» **Task objective**: Without the pictures, write out all the lines below exactly as they appear.

» **Available records**:
· · ·

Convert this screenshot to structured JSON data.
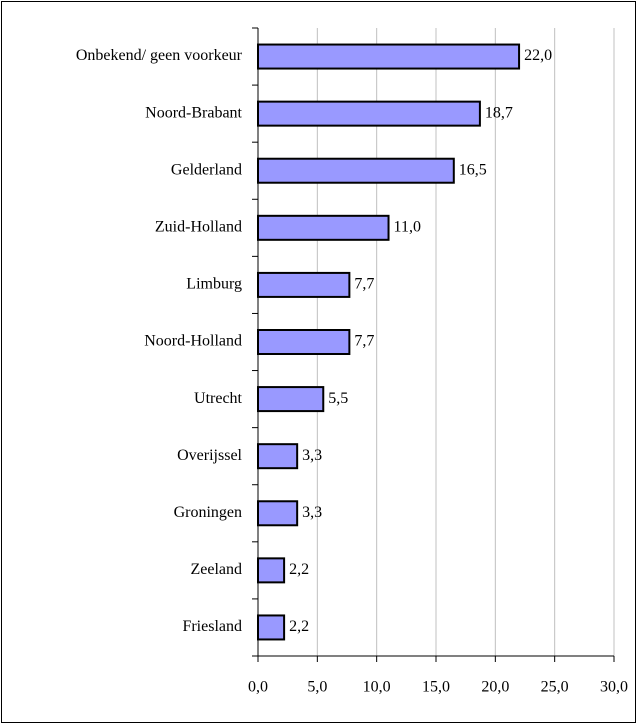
{
  "chart_data": {
    "type": "barh",
    "categories": [
      "Onbekend/ geen voorkeur",
      "Noord-Brabant",
      "Gelderland",
      "Zuid-Holland",
      "Limburg",
      "Noord-Holland",
      "Utrecht",
      "Overijssel",
      "Groningen",
      "Zeeland",
      "Friesland"
    ],
    "values": [
      22.0,
      18.7,
      16.5,
      11.0,
      7.7,
      7.7,
      5.5,
      3.3,
      3.3,
      2.2,
      2.2
    ],
    "value_labels": [
      "22,0",
      "18,7",
      "16,5",
      "11,0",
      "7,7",
      "7,7",
      "5,5",
      "3,3",
      "3,3",
      "2,2",
      "2,2"
    ],
    "color": "#9999ff",
    "xlim": [
      0,
      30
    ],
    "xticks": [
      {
        "value": 0,
        "label": "0,0"
      },
      {
        "value": 5,
        "label": "5,0"
      },
      {
        "value": 10,
        "label": "10,0"
      },
      {
        "value": 15,
        "label": "15,0"
      },
      {
        "value": 20,
        "label": "20,0"
      },
      {
        "value": 25,
        "label": "25,0"
      },
      {
        "value": 30,
        "label": "30,0"
      }
    ],
    "grid": true
  }
}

· · ·

» **Result of this task**:
Convert this screenshot to structured JSON data.
{
  "chart_data": {
    "type": "barh",
    "categories": [
      "Onbekend/ geen voorkeur",
      "Noord-Brabant",
      "Gelderland",
      "Zuid-Holland",
      "Limburg",
      "Noord-Holland",
      "Utrecht",
      "Overijssel",
      "Groningen",
      "Zeeland",
      "Friesland"
    ],
    "values": [
      22.0,
      18.7,
      16.5,
      11.0,
      7.7,
      7.7,
      5.5,
      3.3,
      3.3,
      2.2,
      2.2
    ],
    "value_labels": [
      "22,0",
      "18,7",
      "16,5",
      "11,0",
      "7,7",
      "7,7",
      "5,5",
      "3,3",
      "3,3",
      "2,2",
      "2,2"
    ],
    "color": "#9999ff",
    "xlim": [
      0,
      30
    ],
    "xticks": [
      {
        "value": 0,
        "label": "0,0"
      },
      {
        "value": 5,
        "label": "5,0"
      },
      {
        "value": 10,
        "label": "10,0"
      },
      {
        "value": 15,
        "label": "15,0"
      },
      {
        "value": 20,
        "label": "20,0"
      },
      {
        "value": 25,
        "label": "25,0"
      },
      {
        "value": 30,
        "label": "30,0"
      }
    ],
    "grid": true
  }
}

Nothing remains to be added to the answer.